Material =>
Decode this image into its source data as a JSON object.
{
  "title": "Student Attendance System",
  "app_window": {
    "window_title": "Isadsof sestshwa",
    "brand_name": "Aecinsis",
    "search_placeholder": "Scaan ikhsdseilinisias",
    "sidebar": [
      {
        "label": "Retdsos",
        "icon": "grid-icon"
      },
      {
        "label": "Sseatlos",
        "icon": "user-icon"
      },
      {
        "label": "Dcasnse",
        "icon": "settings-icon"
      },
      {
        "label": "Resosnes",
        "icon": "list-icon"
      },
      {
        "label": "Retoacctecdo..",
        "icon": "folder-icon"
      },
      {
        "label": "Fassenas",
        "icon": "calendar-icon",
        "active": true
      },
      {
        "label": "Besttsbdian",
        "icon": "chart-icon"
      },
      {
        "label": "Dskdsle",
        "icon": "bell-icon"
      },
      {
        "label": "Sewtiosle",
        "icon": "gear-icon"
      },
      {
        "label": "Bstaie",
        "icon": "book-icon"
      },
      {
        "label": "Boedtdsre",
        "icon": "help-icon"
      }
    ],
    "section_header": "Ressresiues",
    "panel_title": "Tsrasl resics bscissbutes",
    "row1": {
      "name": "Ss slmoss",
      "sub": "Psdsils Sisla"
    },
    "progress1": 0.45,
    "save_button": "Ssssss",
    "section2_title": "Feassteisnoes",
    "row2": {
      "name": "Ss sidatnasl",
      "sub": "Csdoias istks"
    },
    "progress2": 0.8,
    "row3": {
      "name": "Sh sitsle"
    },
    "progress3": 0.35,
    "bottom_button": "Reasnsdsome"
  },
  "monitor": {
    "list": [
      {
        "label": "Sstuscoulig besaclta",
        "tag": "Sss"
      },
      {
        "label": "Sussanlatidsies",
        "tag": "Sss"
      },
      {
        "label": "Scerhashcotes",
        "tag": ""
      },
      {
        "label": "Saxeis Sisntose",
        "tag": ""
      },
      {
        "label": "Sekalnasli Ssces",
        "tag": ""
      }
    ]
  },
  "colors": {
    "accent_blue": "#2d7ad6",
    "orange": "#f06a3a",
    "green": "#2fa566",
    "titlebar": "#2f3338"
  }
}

Instruction => Repeat every entry word for word.

Full solution =>
Decode this image into its source data as a JSON object.
{
  "title": "Student Attendance System",
  "app_window": {
    "window_title": "Isadsof sestshwa",
    "brand_name": "Aecinsis",
    "search_placeholder": "Scaan ikhsdseilinisias",
    "sidebar": [
      {
        "label": "Retdsos",
        "icon": "grid-icon"
      },
      {
        "label": "Sseatlos",
        "icon": "user-icon"
      },
      {
        "label": "Dcasnse",
        "icon": "settings-icon"
      },
      {
        "label": "Resosnes",
        "icon": "list-icon"
      },
      {
        "label": "Retoacctecdo..",
        "icon": "folder-icon"
      },
      {
        "label": "Fassenas",
        "icon": "calendar-icon",
        "active": true
      },
      {
        "label": "Besttsbdian",
        "icon": "chart-icon"
      },
      {
        "label": "Dskdsle",
        "icon": "bell-icon"
      },
      {
        "label": "Sewtiosle",
        "icon": "gear-icon"
      },
      {
        "label": "Bstaie",
        "icon": "book-icon"
      },
      {
        "label": "Boedtdsre",
        "icon": "help-icon"
      }
    ],
    "section_header": "Ressresiues",
    "panel_title": "Tsrasl resics bscissbutes",
    "row1": {
      "name": "Ss slmoss",
      "sub": "Psdsils Sisla"
    },
    "progress1": 0.45,
    "save_button": "Ssssss",
    "section2_title": "Feassteisnoes",
    "row2": {
      "name": "Ss sidatnasl",
      "sub": "Csdoias istks"
    },
    "progress2": 0.8,
    "row3": {
      "name": "Sh sitsle"
    },
    "progress3": 0.35,
    "bottom_button": "Reasnsdsome"
  },
  "monitor": {
    "list": [
      {
        "label": "Sstuscoulig besaclta",
        "tag": "Sss"
      },
      {
        "label": "Sussanlatidsies",
        "tag": "Sss"
      },
      {
        "label": "Scerhashcotes",
        "tag": ""
      },
      {
        "label": "Saxeis Sisntose",
        "tag": ""
      },
      {
        "label": "Sekalnasli Ssces",
        "tag": ""
      }
    ]
  },
  "colors": {
    "accent_blue": "#2d7ad6",
    "orange": "#f06a3a",
    "green": "#2fa566",
    "titlebar": "#2f3338"
  }
}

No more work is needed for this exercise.